### Task to complete
Search the material for the string "week", then return every line where it is found.

### Supplied data
──────────
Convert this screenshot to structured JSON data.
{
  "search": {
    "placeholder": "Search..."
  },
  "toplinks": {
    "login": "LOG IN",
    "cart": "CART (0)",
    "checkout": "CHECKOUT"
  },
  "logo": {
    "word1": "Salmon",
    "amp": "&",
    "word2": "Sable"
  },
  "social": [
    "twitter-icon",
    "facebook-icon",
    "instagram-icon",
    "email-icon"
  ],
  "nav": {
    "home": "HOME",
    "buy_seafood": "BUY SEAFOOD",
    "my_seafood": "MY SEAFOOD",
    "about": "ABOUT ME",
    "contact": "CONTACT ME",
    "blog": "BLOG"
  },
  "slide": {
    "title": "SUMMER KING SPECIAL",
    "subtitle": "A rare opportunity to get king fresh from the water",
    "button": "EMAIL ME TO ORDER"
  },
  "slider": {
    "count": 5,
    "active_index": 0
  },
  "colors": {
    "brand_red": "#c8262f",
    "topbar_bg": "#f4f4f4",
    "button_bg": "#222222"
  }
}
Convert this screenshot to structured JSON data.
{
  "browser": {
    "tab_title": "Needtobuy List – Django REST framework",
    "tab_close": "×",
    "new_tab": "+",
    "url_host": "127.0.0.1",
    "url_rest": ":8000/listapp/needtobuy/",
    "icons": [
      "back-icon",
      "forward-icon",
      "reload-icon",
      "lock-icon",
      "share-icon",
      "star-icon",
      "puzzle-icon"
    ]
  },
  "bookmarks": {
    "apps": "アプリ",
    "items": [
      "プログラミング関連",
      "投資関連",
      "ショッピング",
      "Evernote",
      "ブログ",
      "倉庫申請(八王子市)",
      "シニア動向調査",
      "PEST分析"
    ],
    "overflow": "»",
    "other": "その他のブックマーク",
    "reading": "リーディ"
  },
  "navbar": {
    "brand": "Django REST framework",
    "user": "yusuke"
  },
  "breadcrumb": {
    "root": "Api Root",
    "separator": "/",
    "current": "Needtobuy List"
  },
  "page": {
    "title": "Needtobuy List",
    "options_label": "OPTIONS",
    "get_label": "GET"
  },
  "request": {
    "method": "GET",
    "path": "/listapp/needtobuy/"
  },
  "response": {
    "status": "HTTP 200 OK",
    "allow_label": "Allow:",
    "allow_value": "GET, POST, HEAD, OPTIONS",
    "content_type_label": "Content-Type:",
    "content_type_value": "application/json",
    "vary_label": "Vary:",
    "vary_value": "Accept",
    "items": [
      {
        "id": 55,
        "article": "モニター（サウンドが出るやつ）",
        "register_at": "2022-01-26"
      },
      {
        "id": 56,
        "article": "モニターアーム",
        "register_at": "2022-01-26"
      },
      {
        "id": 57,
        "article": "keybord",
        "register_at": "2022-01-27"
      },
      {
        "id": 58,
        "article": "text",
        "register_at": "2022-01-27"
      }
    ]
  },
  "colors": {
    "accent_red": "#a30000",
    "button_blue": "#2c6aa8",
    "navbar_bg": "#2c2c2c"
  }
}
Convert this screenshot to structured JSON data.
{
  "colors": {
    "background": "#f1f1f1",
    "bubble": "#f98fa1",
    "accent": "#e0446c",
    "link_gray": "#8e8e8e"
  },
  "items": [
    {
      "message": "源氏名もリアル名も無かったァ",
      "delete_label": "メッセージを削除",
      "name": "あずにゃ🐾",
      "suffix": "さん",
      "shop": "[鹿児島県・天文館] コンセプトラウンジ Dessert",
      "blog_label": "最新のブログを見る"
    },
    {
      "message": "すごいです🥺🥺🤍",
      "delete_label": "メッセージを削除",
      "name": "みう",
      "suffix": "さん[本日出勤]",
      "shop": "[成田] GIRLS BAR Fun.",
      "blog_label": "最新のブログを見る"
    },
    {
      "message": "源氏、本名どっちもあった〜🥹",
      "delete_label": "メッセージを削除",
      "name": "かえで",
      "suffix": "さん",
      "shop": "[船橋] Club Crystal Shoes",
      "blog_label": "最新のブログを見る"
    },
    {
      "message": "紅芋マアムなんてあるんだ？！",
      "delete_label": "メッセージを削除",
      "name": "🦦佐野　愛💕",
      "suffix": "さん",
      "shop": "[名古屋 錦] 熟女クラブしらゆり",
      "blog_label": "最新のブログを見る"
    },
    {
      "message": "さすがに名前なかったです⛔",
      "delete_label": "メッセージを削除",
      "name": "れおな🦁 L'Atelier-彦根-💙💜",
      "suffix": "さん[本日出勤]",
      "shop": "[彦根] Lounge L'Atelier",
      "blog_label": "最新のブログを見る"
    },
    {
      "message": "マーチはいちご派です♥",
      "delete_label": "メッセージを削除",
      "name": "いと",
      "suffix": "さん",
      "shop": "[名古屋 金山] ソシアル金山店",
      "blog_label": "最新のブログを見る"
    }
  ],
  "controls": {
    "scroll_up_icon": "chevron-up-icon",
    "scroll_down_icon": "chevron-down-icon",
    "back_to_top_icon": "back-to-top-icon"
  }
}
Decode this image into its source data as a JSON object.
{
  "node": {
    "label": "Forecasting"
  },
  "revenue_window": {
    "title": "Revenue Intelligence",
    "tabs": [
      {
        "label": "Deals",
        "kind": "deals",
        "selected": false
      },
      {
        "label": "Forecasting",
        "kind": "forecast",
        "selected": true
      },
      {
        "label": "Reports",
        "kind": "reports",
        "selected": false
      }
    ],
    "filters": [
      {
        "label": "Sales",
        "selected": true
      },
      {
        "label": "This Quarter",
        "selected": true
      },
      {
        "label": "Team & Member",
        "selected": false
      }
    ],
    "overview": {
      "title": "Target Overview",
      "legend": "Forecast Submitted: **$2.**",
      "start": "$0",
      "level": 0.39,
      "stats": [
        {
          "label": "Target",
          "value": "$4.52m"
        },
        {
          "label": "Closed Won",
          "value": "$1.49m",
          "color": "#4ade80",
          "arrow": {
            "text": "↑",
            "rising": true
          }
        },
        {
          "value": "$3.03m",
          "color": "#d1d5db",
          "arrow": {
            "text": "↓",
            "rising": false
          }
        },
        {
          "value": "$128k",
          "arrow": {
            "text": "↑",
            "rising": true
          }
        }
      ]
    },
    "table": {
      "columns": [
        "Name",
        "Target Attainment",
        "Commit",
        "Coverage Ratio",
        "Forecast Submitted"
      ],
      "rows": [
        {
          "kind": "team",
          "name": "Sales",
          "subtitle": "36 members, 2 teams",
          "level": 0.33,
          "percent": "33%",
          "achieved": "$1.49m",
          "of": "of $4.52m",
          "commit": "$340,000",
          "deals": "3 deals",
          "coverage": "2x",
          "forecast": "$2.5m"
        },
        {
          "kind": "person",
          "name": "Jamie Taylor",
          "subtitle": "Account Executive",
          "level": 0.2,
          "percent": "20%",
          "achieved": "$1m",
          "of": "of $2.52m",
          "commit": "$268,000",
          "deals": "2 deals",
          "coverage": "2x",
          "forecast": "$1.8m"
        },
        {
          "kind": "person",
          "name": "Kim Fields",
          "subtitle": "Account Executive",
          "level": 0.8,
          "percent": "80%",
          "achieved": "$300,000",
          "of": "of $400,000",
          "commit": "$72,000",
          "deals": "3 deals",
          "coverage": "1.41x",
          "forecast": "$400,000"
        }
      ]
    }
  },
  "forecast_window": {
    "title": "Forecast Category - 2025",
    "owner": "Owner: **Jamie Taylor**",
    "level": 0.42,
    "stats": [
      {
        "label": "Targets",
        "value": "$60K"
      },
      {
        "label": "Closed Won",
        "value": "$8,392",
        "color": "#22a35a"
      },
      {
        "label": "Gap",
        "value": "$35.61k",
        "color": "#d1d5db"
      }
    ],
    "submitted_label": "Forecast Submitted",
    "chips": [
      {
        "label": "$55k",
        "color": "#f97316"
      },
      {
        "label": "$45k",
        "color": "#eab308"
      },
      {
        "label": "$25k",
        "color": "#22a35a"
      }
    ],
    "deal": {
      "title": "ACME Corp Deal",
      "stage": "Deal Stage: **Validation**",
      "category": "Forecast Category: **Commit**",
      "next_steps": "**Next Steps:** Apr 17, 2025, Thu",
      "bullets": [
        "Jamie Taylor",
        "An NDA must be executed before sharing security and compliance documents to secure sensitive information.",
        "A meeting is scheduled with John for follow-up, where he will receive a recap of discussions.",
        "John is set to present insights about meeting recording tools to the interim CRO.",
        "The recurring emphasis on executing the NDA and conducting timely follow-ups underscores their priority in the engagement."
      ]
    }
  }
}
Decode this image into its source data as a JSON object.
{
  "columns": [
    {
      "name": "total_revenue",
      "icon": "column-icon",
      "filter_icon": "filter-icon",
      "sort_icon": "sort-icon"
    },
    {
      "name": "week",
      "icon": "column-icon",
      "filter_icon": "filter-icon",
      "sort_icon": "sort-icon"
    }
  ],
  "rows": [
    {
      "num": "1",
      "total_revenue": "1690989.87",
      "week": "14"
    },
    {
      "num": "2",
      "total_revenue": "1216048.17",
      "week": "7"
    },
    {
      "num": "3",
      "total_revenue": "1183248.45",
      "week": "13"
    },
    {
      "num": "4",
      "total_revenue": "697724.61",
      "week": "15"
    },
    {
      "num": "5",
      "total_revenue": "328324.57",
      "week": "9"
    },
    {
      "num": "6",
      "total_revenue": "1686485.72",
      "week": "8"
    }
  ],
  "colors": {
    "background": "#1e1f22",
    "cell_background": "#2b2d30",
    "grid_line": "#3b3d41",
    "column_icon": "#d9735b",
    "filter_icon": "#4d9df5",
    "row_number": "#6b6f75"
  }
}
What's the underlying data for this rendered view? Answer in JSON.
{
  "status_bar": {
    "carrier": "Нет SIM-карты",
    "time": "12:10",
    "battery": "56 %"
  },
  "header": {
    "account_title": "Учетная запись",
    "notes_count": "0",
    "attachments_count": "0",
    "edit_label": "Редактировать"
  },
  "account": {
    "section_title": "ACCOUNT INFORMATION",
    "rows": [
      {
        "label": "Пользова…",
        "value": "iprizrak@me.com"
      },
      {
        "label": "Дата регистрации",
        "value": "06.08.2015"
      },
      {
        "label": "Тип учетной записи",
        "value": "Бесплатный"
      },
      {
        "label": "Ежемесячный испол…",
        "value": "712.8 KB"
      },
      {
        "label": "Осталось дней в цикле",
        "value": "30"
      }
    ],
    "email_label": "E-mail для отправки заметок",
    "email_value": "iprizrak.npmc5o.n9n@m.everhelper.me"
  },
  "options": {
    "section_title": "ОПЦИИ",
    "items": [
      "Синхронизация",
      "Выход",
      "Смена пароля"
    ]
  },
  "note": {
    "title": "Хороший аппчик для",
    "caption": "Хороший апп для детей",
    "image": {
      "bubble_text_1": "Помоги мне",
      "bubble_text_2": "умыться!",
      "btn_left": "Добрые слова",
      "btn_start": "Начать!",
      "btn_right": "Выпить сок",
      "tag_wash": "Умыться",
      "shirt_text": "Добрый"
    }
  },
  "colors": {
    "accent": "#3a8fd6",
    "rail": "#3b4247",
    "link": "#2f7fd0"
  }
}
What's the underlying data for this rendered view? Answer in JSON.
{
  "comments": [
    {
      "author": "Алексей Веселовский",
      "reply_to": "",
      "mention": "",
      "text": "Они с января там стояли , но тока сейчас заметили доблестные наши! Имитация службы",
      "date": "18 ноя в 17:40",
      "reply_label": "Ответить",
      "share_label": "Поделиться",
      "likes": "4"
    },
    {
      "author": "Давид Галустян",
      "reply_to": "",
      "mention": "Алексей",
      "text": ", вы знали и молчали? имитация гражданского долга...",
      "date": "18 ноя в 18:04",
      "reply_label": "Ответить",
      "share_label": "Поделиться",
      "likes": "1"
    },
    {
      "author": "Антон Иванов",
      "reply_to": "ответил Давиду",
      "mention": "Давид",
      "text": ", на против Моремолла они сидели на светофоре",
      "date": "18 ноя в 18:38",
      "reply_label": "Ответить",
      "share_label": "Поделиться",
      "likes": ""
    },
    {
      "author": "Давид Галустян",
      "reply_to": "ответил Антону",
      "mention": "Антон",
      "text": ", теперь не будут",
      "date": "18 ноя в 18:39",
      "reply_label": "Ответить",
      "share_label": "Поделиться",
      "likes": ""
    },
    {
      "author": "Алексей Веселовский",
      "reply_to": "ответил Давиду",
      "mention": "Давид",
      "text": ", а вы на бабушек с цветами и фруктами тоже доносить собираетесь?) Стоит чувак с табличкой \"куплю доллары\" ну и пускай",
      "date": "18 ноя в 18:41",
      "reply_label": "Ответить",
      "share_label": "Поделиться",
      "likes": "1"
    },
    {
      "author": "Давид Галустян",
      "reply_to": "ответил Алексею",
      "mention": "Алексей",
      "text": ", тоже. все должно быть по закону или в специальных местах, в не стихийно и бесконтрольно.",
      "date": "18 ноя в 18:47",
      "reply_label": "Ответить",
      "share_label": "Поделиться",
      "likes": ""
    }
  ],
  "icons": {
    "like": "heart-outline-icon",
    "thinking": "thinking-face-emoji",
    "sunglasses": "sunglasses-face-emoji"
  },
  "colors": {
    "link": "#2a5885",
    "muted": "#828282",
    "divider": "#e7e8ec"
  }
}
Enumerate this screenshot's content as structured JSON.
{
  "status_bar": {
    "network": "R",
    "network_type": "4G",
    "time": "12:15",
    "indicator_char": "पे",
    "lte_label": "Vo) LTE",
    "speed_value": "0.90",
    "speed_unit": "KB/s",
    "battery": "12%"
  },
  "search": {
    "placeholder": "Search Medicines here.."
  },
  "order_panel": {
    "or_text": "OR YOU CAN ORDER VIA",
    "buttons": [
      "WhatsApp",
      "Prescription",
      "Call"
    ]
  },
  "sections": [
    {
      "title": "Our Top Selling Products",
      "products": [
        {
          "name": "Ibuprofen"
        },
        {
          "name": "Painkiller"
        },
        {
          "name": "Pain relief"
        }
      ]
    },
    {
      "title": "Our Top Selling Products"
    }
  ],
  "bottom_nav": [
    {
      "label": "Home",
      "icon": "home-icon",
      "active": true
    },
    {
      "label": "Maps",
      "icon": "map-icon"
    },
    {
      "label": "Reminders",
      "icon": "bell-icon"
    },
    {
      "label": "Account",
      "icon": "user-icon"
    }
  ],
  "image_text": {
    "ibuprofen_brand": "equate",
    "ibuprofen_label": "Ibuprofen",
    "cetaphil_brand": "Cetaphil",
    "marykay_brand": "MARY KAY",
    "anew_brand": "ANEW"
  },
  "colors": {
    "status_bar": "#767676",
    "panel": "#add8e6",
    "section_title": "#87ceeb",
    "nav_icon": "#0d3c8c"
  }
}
──────────
### The reply
      "name": "week",
      "week": "14"
      "week": "7"
      "week": "13"
      "week": "15"
      "week": "9"
      "week": "8"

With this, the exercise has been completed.